■ **THE REQUEST**
Copy out each line below that has the word "JSON" in it.

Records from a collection
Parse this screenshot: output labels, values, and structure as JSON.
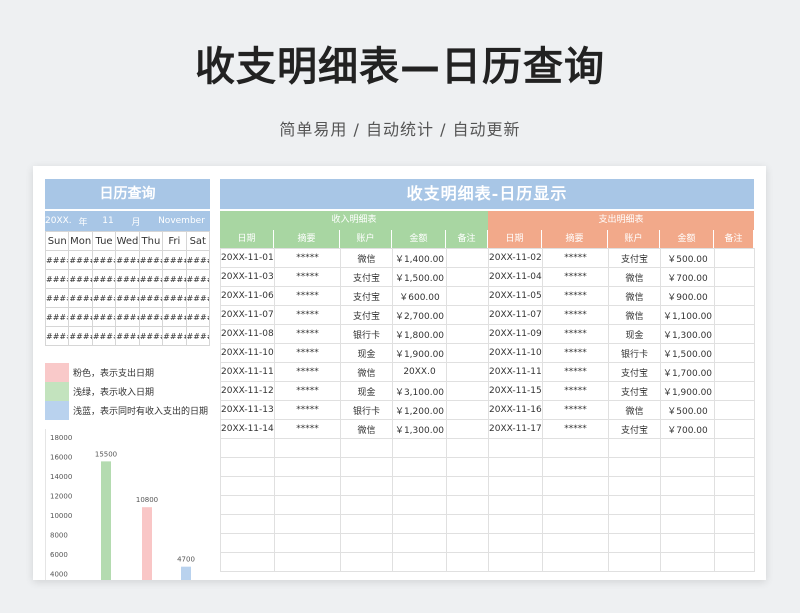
{
  "page": {
    "title": "收支明细表—日历查询",
    "subtitle": "简单易用 / 自动统计 / 自动更新"
  },
  "calendar": {
    "title": "日历查询",
    "year": "20XX.",
    "year_unit": "年",
    "month": "11",
    "month_unit": "月",
    "month_name": "November",
    "weekdays": [
      "Sun",
      "Mon",
      "Tue",
      "Wed",
      "Thu",
      "Fri",
      "Sat"
    ],
    "cell_placeholder": "####"
  },
  "legend": [
    {
      "text": "粉色，表示支出日期",
      "color": "#f9c9c9"
    },
    {
      "text": "浅绿，表示收入日期",
      "color": "#c3e3be"
    },
    {
      "text": "浅蓝，表示同时有收入支出的日期",
      "color": "#b9d2ee"
    }
  ],
  "chart_data": {
    "type": "bar",
    "y_ticks": [
      "18000",
      "16000",
      "14000",
      "12000",
      "10000",
      "8000",
      "6000",
      "4000"
    ],
    "ylim": [
      4000,
      18000
    ],
    "series": [
      {
        "value": 15500,
        "label": "15500",
        "color": "#b4dbb0"
      },
      {
        "value": 10800,
        "label": "10800",
        "color": "#f9c6c6"
      },
      {
        "value": 4700,
        "label": "4700",
        "color": "#b9d2ee"
      }
    ]
  },
  "detail": {
    "title": "收支明细表-日历显示",
    "income_title": "收入明细表",
    "expense_title": "支出明细表",
    "columns": [
      "日期",
      "摘要",
      "账户",
      "金额",
      "备注"
    ],
    "income_rows": [
      {
        "date": "20XX-11-01 00:00",
        "memo": "*****",
        "account": "微信",
        "amount": "￥1,400.00",
        "note": ""
      },
      {
        "date": "20XX-11-03 00:00",
        "memo": "*****",
        "account": "支付宝",
        "amount": "￥1,500.00",
        "note": ""
      },
      {
        "date": "20XX-11-06 00:00",
        "memo": "*****",
        "account": "支付宝",
        "amount": "￥600.00",
        "note": ""
      },
      {
        "date": "20XX-11-07 00:00",
        "memo": "*****",
        "account": "支付宝",
        "amount": "￥2,700.00",
        "note": ""
      },
      {
        "date": "20XX-11-08 00:00",
        "memo": "*****",
        "account": "银行卡",
        "amount": "￥1,800.00",
        "note": ""
      },
      {
        "date": "20XX-11-10 00:00",
        "memo": "*****",
        "account": "现金",
        "amount": "￥1,900.00",
        "note": ""
      },
      {
        "date": "20XX-11-11 00:00",
        "memo": "*****",
        "account": "微信",
        "amount": "20XX.0",
        "note": ""
      },
      {
        "date": "20XX-11-12 00:00",
        "memo": "*****",
        "account": "现金",
        "amount": "￥3,100.00",
        "note": ""
      },
      {
        "date": "20XX-11-13 00:00",
        "memo": "*****",
        "account": "银行卡",
        "amount": "￥1,200.00",
        "note": ""
      },
      {
        "date": "20XX-11-14 00:00",
        "memo": "*****",
        "account": "微信",
        "amount": "￥1,300.00",
        "note": ""
      }
    ],
    "expense_rows": [
      {
        "date": "20XX-11-02 00:00",
        "memo": "*****",
        "account": "支付宝",
        "amount": "￥500.00",
        "note": ""
      },
      {
        "date": "20XX-11-04 00:00",
        "memo": "*****",
        "account": "微信",
        "amount": "￥700.00",
        "note": ""
      },
      {
        "date": "20XX-11-05 00:00",
        "memo": "*****",
        "account": "微信",
        "amount": "￥900.00",
        "note": ""
      },
      {
        "date": "20XX-11-07 00:00",
        "memo": "*****",
        "account": "微信",
        "amount": "￥1,100.00",
        "note": ""
      },
      {
        "date": "20XX-11-09 00:00",
        "memo": "*****",
        "account": "现金",
        "amount": "￥1,300.00",
        "note": ""
      },
      {
        "date": "20XX-11-10 00:00",
        "memo": "*****",
        "account": "银行卡",
        "amount": "￥1,500.00",
        "note": ""
      },
      {
        "date": "20XX-11-11 00:00",
        "memo": "*****",
        "account": "支付宝",
        "amount": "￥1,700.00",
        "note": ""
      },
      {
        "date": "20XX-11-15 00:00",
        "memo": "*****",
        "account": "支付宝",
        "amount": "￥1,900.00",
        "note": ""
      },
      {
        "date": "20XX-11-16 00:00",
        "memo": "*****",
        "account": "微信",
        "amount": "￥500.00",
        "note": ""
      },
      {
        "date": "20XX-11-17 00:00",
        "memo": "*****",
        "account": "支付宝",
        "amount": "￥700.00",
        "note": ""
      }
    ]
  }
}
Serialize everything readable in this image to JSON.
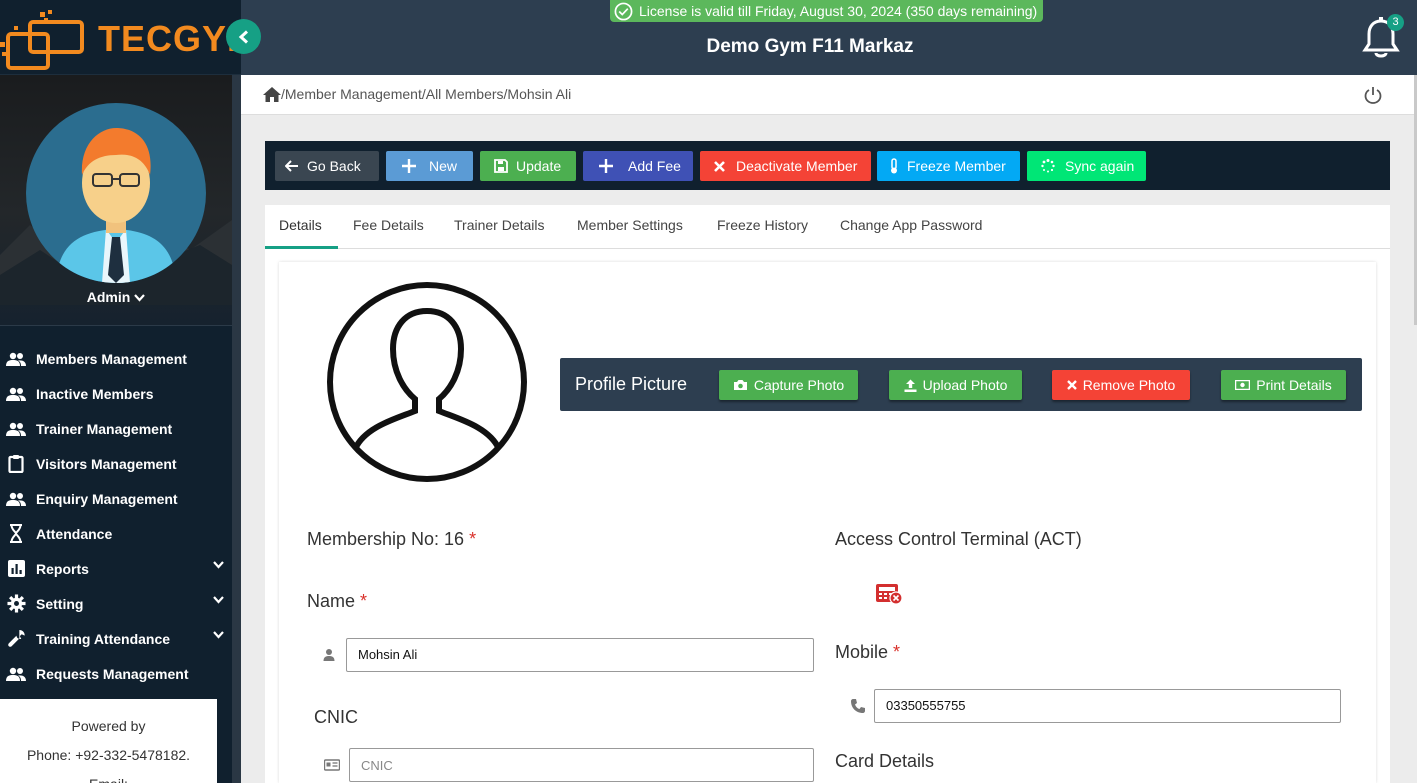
{
  "brand": {
    "logo_text": "TECGYM"
  },
  "license": {
    "text": "License is valid till Friday, August 30, 2024 (350 days remaining)"
  },
  "header": {
    "gym_name": "Demo Gym F11 Markaz",
    "notifications_count": "3"
  },
  "user": {
    "name": "Admin"
  },
  "sidebar": {
    "items": [
      {
        "label": "Members Management",
        "icon": "users-icon"
      },
      {
        "label": "Inactive Members",
        "icon": "users-icon"
      },
      {
        "label": "Trainer Management",
        "icon": "users-icon"
      },
      {
        "label": "Visitors Management",
        "icon": "clipboard-icon"
      },
      {
        "label": "Enquiry Management",
        "icon": "users-icon"
      },
      {
        "label": "Attendance",
        "icon": "hourglass-icon"
      },
      {
        "label": "Reports",
        "icon": "bar-chart-icon",
        "expandable": true
      },
      {
        "label": "Setting",
        "icon": "gear-icon",
        "expandable": true
      },
      {
        "label": "Training Attendance",
        "icon": "wrench-icon",
        "expandable": true
      },
      {
        "label": "Requests Management",
        "icon": "users-icon"
      }
    ],
    "footer": {
      "powered_by": "Powered by",
      "phone": "Phone: +92-332-5478182.",
      "email": "Email:"
    }
  },
  "breadcrumb": {
    "sep": "/",
    "items": [
      "Member Management",
      "All Members",
      "Mohsin Ali"
    ]
  },
  "toolbar": {
    "go_back": "Go Back",
    "new": "New",
    "update": "Update",
    "add_fee": "Add Fee",
    "deactivate": "Deactivate Member",
    "freeze": "Freeze Member",
    "sync": "Sync again"
  },
  "tabs": [
    "Details",
    "Fee Details",
    "Trainer Details",
    "Member Settings",
    "Freeze History",
    "Change App Password"
  ],
  "profile_picture": {
    "title": "Profile Picture",
    "capture": "Capture Photo",
    "upload": "Upload Photo",
    "remove": "Remove Photo",
    "print": "Print Details"
  },
  "form": {
    "membership_label": "Membership No: 16",
    "required_mark": "*",
    "name_label": "Name",
    "name_value": "Mohsin Ali",
    "cnic_label": "CNIC",
    "cnic_placeholder": "CNIC",
    "act_label": "Access Control Terminal (ACT)",
    "mobile_label": "Mobile",
    "mobile_value": "03350555755",
    "card_label": "Card Details"
  },
  "colors": {
    "sidebar": "#10202e",
    "header": "#2d3e50",
    "accent": "#16a085",
    "green": "#5cb85c",
    "blue": "#3f51b5",
    "red": "#f44336",
    "light_blue": "#03a9f4",
    "bright_green": "#00e676",
    "logo_orange": "#f28a1f"
  }
}
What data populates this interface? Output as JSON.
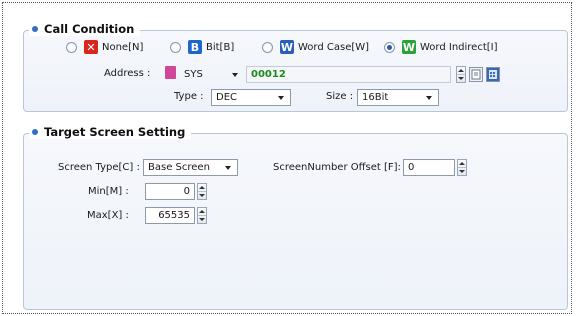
{
  "call_condition": {
    "title": "Call Condition",
    "options": [
      {
        "icon": "X",
        "label": "None[N]",
        "selected": false
      },
      {
        "icon": "B",
        "label": "Bit[B]",
        "selected": false
      },
      {
        "icon": "W",
        "label": "Word Case[W]",
        "selected": false
      },
      {
        "icon": "W",
        "label": "Word Indirect[I]",
        "selected": true
      }
    ],
    "address_label": "Address :",
    "address_device": "SYS",
    "address_value": "00012",
    "type_label": "Type :",
    "type_value": "DEC",
    "size_label": "Size :",
    "size_value": "16Bit"
  },
  "target": {
    "title": "Target Screen Setting",
    "screen_type_label": "Screen Type[C] :",
    "screen_type_value": "Base Screen",
    "offset_label": "ScreenNumber Offset [F]:",
    "offset_value": "0",
    "min_label": "Min[M] :",
    "min_value": "0",
    "max_label": "Max[X] :",
    "max_value": "65535"
  },
  "colors": {
    "bullet": "#2f6fc3",
    "address_value": "#1c8a1c",
    "group_border": "#b9c6d8"
  }
}
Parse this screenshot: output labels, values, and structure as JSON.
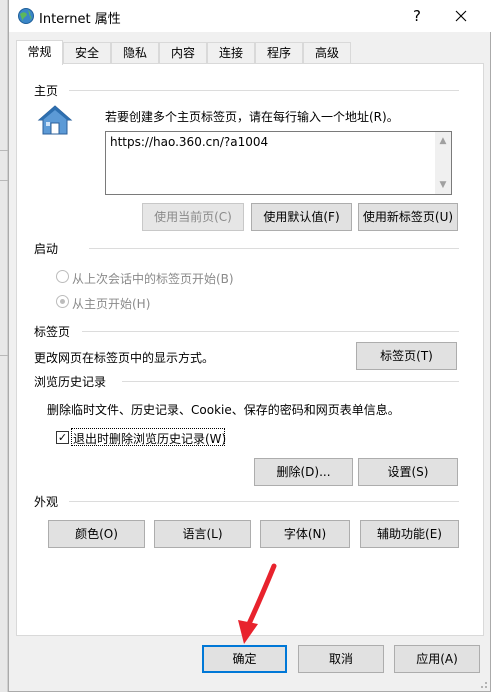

■ **ANSWER FOR THE TASK**
Parse this screenshot: output labels, values, and structure as JSON.
Serialize everything readable in this image to JSON.
What data populates this interface? Output as JSON.
Parse this screenshot: output labels, values, and structure as JSON.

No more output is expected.